Look through the listing for the word "แสดงสถ". Copy each line that has it.

— Begin —

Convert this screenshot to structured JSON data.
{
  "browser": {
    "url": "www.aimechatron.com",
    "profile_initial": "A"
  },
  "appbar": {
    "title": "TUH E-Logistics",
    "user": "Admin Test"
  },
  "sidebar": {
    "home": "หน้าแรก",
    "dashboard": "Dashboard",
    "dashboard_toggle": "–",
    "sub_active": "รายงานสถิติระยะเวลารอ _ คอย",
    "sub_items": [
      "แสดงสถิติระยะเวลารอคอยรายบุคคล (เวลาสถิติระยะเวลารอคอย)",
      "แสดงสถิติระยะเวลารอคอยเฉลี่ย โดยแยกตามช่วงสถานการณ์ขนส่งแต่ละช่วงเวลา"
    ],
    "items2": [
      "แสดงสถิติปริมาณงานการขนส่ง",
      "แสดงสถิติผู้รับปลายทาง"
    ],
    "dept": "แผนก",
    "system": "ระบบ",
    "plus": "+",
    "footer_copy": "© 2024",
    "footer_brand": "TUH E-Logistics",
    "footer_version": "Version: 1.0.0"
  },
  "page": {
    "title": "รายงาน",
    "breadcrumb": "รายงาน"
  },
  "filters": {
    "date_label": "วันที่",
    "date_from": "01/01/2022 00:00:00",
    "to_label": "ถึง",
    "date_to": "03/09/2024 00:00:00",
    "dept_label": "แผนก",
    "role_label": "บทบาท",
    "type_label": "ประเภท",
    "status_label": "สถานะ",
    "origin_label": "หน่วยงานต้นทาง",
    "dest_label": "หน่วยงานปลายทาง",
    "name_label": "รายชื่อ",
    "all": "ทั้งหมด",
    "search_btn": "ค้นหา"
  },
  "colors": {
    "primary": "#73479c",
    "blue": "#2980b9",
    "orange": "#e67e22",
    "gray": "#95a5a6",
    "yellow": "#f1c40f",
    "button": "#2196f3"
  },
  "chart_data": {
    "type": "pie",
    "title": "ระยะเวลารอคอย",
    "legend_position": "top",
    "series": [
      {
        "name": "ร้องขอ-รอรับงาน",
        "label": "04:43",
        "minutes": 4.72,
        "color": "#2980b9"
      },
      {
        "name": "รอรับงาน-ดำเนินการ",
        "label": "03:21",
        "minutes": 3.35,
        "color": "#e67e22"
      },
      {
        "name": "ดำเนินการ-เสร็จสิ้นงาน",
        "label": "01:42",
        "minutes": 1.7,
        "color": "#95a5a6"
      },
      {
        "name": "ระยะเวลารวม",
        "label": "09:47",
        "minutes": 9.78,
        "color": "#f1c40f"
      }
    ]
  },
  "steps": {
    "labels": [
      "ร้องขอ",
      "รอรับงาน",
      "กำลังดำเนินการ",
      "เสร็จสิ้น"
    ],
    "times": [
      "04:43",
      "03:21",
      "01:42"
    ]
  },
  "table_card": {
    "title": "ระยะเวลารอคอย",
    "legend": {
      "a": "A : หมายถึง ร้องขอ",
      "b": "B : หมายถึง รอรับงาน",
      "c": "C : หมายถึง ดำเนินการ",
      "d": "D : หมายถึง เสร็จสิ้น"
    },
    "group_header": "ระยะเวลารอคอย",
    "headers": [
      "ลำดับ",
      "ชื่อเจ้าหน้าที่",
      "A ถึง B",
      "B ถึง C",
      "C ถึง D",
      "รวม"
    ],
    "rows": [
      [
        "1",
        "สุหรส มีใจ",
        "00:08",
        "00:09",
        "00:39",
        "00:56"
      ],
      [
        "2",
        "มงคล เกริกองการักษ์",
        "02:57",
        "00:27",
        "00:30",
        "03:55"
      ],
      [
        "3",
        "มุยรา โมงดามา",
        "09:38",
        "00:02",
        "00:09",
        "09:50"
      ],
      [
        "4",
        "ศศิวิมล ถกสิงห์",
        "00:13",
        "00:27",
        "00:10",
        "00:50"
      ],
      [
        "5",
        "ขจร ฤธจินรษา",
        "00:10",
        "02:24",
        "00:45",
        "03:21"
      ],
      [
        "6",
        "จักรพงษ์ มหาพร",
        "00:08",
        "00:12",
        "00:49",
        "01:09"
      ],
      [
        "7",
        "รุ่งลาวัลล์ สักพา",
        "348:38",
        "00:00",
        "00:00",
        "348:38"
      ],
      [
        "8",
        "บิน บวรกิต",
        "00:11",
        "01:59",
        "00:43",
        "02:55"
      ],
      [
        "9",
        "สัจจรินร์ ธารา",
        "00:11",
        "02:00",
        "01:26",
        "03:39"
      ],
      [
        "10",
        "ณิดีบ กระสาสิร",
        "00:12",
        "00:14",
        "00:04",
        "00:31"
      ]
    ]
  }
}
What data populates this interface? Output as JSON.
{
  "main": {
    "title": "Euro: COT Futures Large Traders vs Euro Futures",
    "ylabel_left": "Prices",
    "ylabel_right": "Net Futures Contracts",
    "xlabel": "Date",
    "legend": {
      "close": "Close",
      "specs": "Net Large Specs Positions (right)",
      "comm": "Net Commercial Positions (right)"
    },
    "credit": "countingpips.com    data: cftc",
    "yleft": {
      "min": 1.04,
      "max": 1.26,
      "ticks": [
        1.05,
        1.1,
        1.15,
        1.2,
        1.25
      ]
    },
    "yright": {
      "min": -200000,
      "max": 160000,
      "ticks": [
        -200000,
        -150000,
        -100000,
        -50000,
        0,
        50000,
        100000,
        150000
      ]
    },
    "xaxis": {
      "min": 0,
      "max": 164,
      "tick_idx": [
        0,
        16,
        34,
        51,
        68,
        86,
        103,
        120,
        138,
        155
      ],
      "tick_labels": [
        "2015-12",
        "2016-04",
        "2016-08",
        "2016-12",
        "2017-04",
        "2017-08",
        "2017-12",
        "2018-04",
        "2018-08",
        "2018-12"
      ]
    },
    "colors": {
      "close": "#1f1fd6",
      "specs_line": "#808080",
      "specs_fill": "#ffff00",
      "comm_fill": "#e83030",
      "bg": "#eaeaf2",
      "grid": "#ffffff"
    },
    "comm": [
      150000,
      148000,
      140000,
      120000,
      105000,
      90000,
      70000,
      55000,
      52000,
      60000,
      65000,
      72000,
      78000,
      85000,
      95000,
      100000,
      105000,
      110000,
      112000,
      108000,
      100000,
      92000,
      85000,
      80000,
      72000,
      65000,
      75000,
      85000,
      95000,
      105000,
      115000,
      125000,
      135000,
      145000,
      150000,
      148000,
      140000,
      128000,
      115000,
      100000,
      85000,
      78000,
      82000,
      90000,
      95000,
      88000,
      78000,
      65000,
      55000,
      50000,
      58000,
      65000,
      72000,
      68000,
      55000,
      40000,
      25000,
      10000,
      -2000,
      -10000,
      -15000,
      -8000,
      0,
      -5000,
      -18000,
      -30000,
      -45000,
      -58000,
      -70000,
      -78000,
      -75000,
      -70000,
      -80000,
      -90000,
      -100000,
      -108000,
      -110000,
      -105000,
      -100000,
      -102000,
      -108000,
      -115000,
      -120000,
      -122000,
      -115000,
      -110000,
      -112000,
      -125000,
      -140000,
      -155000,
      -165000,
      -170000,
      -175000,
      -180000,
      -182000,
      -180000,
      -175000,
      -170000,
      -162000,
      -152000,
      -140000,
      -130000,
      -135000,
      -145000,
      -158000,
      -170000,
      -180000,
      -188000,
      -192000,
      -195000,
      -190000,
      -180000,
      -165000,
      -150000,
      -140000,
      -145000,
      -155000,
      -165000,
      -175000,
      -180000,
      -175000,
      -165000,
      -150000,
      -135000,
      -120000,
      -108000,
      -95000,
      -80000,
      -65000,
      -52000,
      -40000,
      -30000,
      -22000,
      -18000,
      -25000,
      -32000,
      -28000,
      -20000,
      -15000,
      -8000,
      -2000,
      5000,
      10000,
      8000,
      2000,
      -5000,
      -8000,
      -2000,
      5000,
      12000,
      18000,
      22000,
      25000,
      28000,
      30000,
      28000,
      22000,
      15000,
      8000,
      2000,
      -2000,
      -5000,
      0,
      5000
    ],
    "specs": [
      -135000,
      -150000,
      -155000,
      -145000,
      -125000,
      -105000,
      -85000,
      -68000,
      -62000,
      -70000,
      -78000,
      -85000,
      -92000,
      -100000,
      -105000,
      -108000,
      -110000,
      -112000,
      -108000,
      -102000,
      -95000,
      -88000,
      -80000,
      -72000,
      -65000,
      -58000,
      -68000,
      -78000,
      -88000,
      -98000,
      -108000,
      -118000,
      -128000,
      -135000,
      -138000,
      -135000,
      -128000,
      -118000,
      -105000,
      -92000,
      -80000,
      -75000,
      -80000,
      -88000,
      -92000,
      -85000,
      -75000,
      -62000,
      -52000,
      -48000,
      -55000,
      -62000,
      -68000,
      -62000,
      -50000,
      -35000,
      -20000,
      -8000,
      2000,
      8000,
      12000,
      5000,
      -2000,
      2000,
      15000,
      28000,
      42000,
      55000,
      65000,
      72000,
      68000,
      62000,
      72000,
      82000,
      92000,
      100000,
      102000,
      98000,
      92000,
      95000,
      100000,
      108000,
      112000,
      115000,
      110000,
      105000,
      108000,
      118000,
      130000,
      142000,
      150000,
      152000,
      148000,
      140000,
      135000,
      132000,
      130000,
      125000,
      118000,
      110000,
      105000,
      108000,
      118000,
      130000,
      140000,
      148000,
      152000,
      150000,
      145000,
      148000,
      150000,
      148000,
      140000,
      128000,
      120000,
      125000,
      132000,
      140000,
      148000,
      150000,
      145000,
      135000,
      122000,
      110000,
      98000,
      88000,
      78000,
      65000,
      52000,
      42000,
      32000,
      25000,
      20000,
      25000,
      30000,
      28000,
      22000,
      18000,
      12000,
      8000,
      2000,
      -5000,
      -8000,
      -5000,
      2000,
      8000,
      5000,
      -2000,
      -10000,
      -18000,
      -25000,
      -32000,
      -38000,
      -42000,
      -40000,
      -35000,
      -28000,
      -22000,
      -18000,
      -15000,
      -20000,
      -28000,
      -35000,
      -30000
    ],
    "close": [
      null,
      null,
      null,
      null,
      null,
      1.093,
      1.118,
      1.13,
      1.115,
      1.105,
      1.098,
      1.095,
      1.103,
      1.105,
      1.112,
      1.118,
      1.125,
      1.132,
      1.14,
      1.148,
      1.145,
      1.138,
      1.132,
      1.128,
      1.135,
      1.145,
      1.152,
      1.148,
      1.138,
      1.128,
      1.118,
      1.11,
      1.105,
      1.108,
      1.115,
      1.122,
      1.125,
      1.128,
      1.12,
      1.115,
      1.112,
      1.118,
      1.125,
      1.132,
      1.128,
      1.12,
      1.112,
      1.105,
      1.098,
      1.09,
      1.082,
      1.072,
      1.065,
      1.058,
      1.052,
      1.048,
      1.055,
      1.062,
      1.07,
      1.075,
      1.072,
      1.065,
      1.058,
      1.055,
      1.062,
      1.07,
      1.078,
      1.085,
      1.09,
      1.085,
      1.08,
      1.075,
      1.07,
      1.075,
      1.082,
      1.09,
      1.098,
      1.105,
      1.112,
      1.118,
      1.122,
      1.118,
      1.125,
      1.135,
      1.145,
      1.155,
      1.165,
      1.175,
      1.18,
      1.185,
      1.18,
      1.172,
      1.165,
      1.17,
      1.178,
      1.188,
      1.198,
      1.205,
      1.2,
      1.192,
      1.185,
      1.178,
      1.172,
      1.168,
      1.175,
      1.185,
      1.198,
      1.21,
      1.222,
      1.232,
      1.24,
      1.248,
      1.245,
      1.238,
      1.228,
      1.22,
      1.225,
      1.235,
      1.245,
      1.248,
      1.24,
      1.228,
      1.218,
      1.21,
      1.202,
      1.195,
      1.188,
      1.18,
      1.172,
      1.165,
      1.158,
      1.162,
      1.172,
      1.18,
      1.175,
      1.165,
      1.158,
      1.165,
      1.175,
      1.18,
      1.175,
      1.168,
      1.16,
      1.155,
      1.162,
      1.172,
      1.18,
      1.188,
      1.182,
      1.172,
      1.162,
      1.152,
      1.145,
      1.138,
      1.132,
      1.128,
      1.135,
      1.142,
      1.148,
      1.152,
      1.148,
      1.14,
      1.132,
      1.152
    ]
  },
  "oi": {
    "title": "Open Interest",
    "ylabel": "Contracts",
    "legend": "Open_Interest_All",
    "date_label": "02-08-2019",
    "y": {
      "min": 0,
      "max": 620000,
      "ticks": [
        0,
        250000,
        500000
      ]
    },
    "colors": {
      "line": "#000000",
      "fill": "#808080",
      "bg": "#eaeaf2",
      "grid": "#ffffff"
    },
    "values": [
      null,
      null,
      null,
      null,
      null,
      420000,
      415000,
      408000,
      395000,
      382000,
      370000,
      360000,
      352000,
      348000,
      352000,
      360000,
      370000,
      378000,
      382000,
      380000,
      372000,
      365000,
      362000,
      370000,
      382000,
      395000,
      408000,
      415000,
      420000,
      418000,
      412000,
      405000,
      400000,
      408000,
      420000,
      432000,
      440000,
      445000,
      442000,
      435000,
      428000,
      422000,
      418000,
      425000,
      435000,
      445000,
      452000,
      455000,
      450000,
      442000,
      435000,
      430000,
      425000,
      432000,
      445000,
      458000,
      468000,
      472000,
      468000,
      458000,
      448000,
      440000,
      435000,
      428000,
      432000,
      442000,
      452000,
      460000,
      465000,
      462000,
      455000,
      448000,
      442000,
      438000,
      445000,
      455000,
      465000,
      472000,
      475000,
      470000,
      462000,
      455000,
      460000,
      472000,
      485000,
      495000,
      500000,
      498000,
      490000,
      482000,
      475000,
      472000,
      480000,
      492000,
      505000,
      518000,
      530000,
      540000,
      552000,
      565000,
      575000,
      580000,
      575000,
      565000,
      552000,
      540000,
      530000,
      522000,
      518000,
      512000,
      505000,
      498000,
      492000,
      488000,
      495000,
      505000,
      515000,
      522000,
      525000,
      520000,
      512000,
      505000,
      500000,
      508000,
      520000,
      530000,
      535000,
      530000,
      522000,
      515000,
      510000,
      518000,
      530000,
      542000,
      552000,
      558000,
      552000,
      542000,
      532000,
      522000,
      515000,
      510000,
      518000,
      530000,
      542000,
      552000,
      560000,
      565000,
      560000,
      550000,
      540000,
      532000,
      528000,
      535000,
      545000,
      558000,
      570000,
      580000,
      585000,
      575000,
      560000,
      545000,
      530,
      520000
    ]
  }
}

— End —

* **CORRECT ANSWER**:
      "แสดงสถิติระยะเวลารอคอยรายบุคคล (เวลาสถิติระยะเวลารอคอย)",
      "แสดงสถิติระยะเวลารอคอยเฉลี่ย โดยแยกตามช่วงสถานการณ์ขนส่งแต่ละช่วงเวลา"
      "แสดงสถิติปริมาณงานการขนส่ง",
      "แสดงสถิติผู้รับปลายทาง"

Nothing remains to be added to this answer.